◆ Goal of the exercise ◆
Nothing in the data below may be left out; return all of it exactly.
* * * *
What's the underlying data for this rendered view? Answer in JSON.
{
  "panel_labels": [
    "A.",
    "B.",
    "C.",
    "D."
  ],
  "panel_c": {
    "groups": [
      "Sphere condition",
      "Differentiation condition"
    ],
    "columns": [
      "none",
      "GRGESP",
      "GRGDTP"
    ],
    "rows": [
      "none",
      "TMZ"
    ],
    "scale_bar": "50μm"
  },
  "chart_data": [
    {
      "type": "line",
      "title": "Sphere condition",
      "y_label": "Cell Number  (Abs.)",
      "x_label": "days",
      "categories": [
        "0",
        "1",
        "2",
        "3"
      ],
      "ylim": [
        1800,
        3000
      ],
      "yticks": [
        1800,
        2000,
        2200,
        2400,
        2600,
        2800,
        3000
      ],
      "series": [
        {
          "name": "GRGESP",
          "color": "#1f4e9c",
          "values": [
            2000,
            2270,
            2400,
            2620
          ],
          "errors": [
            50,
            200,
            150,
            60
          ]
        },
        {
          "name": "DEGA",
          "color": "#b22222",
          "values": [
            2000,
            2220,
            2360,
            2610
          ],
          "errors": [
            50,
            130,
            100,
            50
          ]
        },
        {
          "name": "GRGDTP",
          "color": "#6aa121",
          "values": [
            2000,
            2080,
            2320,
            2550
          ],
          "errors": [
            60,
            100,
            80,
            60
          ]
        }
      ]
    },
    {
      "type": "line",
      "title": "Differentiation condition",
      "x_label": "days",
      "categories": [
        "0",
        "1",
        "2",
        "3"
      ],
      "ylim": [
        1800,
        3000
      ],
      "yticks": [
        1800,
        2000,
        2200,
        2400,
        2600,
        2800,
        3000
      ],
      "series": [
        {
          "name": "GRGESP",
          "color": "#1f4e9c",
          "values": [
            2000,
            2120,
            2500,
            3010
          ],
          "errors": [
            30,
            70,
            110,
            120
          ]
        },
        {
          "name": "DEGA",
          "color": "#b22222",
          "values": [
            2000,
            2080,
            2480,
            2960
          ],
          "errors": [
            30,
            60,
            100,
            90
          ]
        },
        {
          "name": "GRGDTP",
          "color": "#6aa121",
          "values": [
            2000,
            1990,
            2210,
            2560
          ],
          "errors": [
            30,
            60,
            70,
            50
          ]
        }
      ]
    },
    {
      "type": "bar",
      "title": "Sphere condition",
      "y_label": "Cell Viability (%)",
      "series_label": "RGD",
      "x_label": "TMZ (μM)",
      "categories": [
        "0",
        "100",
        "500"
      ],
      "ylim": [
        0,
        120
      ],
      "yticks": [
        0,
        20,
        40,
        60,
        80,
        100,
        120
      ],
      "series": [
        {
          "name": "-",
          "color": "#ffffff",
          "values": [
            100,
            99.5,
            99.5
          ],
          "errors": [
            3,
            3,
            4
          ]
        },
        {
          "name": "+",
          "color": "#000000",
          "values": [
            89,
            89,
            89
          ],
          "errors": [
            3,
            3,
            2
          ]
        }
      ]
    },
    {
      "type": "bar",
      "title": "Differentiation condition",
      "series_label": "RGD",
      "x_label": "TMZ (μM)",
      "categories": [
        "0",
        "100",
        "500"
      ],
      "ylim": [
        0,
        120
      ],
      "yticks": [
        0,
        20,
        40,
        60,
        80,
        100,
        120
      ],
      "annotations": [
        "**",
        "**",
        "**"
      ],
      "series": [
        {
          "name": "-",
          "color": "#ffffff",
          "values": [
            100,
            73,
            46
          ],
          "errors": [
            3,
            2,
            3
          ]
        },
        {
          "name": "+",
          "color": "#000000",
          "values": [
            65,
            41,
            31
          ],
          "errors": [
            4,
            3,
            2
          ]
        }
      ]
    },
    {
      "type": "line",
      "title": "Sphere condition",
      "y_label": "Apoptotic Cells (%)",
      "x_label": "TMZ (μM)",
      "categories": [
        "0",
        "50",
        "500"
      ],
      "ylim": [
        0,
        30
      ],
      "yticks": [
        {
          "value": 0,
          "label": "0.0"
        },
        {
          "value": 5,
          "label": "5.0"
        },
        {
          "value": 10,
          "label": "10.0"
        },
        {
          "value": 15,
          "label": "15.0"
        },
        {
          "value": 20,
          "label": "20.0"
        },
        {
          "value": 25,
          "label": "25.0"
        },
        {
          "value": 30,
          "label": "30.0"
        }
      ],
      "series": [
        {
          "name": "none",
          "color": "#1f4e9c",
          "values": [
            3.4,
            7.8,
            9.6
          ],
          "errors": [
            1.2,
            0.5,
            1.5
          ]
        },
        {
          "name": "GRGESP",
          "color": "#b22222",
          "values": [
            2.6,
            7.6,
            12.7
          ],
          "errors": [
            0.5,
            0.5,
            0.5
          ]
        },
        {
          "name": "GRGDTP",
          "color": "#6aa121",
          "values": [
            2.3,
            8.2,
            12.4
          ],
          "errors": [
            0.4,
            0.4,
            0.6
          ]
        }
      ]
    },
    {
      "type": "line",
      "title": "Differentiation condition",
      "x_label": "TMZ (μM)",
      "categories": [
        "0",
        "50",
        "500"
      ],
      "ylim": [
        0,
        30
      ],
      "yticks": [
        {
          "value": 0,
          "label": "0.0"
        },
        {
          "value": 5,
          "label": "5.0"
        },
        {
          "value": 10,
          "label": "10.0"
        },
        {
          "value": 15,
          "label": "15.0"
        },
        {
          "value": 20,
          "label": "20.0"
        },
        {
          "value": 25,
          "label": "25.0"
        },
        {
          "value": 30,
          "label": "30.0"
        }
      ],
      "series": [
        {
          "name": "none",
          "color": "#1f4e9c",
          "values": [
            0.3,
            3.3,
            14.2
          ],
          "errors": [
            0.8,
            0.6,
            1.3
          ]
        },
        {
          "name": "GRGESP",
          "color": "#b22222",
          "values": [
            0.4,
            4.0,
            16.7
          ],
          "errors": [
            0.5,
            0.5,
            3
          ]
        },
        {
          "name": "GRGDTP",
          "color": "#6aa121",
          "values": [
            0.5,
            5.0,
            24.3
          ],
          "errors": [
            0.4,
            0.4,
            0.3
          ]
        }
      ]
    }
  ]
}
* * * *
◆ Exercise answer ◆
What's the underlying data for this rendered view? Answer in JSON.
{
  "panel_labels": [
    "A.",
    "B.",
    "C.",
    "D."
  ],
  "panel_c": {
    "groups": [
      "Sphere condition",
      "Differentiation condition"
    ],
    "columns": [
      "none",
      "GRGESP",
      "GRGDTP"
    ],
    "rows": [
      "none",
      "TMZ"
    ],
    "scale_bar": "50μm"
  },
  "chart_data": [
    {
      "type": "line",
      "title": "Sphere condition",
      "y_label": "Cell Number  (Abs.)",
      "x_label": "days",
      "categories": [
        "0",
        "1",
        "2",
        "3"
      ],
      "ylim": [
        1800,
        3000
      ],
      "yticks": [
        1800,
        2000,
        2200,
        2400,
        2600,
        2800,
        3000
      ],
      "series": [
        {
          "name": "GRGESP",
          "color": "#1f4e9c",
          "values": [
            2000,
            2270,
            2400,
            2620
          ],
          "errors": [
            50,
            200,
            150,
            60
          ]
        },
        {
          "name": "DEGA",
          "color": "#b22222",
          "values": [
            2000,
            2220,
            2360,
            2610
          ],
          "errors": [
            50,
            130,
            100,
            50
          ]
        },
        {
          "name": "GRGDTP",
          "color": "#6aa121",
          "values": [
            2000,
            2080,
            2320,
            2550
          ],
          "errors": [
            60,
            100,
            80,
            60
          ]
        }
      ]
    },
    {
      "type": "line",
      "title": "Differentiation condition",
      "x_label": "days",
      "categories": [
        "0",
        "1",
        "2",
        "3"
      ],
      "ylim": [
        1800,
        3000
      ],
      "yticks": [
        1800,
        2000,
        2200,
        2400,
        2600,
        2800,
        3000
      ],
      "series": [
        {
          "name": "GRGESP",
          "color": "#1f4e9c",
          "values": [
            2000,
            2120,
            2500,
            3010
          ],
          "errors": [
            30,
            70,
            110,
            120
          ]
        },
        {
          "name": "DEGA",
          "color": "#b22222",
          "values": [
            2000,
            2080,
            2480,
            2960
          ],
          "errors": [
            30,
            60,
            100,
            90
          ]
        },
        {
          "name": "GRGDTP",
          "color": "#6aa121",
          "values": [
            2000,
            1990,
            2210,
            2560
          ],
          "errors": [
            30,
            60,
            70,
            50
          ]
        }
      ]
    },
    {
      "type": "bar",
      "title": "Sphere condition",
      "y_label": "Cell Viability (%)",
      "series_label": "RGD",
      "x_label": "TMZ (μM)",
      "categories": [
        "0",
        "100",
        "500"
      ],
      "ylim": [
        0,
        120
      ],
      "yticks": [
        0,
        20,
        40,
        60,
        80,
        100,
        120
      ],
      "series": [
        {
          "name": "-",
          "color": "#ffffff",
          "values": [
            100,
            99.5,
            99.5
          ],
          "errors": [
            3,
            3,
            4
          ]
        },
        {
          "name": "+",
          "color": "#000000",
          "values": [
            89,
            89,
            89
          ],
          "errors": [
            3,
            3,
            2
          ]
        }
      ]
    },
    {
      "type": "bar",
      "title": "Differentiation condition",
      "series_label": "RGD",
      "x_label": "TMZ (μM)",
      "categories": [
        "0",
        "100",
        "500"
      ],
      "ylim": [
        0,
        120
      ],
      "yticks": [
        0,
        20,
        40,
        60,
        80,
        100,
        120
      ],
      "annotations": [
        "**",
        "**",
        "**"
      ],
      "series": [
        {
          "name": "-",
          "color": "#ffffff",
          "values": [
            100,
            73,
            46
          ],
          "errors": [
            3,
            2,
            3
          ]
        },
        {
          "name": "+",
          "color": "#000000",
          "values": [
            65,
            41,
            31
          ],
          "errors": [
            4,
            3,
            2
          ]
        }
      ]
    },
    {
      "type": "line",
      "title": "Sphere condition",
      "y_label": "Apoptotic Cells (%)",
      "x_label": "TMZ (μM)",
      "categories": [
        "0",
        "50",
        "500"
      ],
      "ylim": [
        0,
        30
      ],
      "yticks": [
        {
          "value": 0,
          "label": "0.0"
        },
        {
          "value": 5,
          "label": "5.0"
        },
        {
          "value": 10,
          "label": "10.0"
        },
        {
          "value": 15,
          "label": "15.0"
        },
        {
          "value": 20,
          "label": "20.0"
        },
        {
          "value": 25,
          "label": "25.0"
        },
        {
          "value": 30,
          "label": "30.0"
        }
      ],
      "series": [
        {
          "name": "none",
          "color": "#1f4e9c",
          "values": [
            3.4,
            7.8,
            9.6
          ],
          "errors": [
            1.2,
            0.5,
            1.5
          ]
        },
        {
          "name": "GRGESP",
          "color": "#b22222",
          "values": [
            2.6,
            7.6,
            12.7
          ],
          "errors": [
            0.5,
            0.5,
            0.5
          ]
        },
        {
          "name": "GRGDTP",
          "color": "#6aa121",
          "values": [
            2.3,
            8.2,
            12.4
          ],
          "errors": [
            0.4,
            0.4,
            0.6
          ]
        }
      ]
    },
    {
      "type": "line",
      "title": "Differentiation condition",
      "x_label": "TMZ (μM)",
      "categories": [
        "0",
        "50",
        "500"
      ],
      "ylim": [
        0,
        30
      ],
      "yticks": [
        {
          "value": 0,
          "label": "0.0"
        },
        {
          "value": 5,
          "label": "5.0"
        },
        {
          "value": 10,
          "label": "10.0"
        },
        {
          "value": 15,
          "label": "15.0"
        },
        {
          "value": 20,
          "label": "20.0"
        },
        {
          "value": 25,
          "label": "25.0"
        },
        {
          "value": 30,
          "label": "30.0"
        }
      ],
      "series": [
        {
          "name": "none",
          "color": "#1f4e9c",
          "values": [
            0.3,
            3.3,
            14.2
          ],
          "errors": [
            0.8,
            0.6,
            1.3
          ]
        },
        {
          "name": "GRGESP",
          "color": "#b22222",
          "values": [
            0.4,
            4.0,
            16.7
          ],
          "errors": [
            0.5,
            0.5,
            3
          ]
        },
        {
          "name": "GRGDTP",
          "color": "#6aa121",
          "values": [
            0.5,
            5.0,
            24.3
          ],
          "errors": [
            0.4,
            0.4,
            0.3
          ]
        }
      ]
    }
  ]
}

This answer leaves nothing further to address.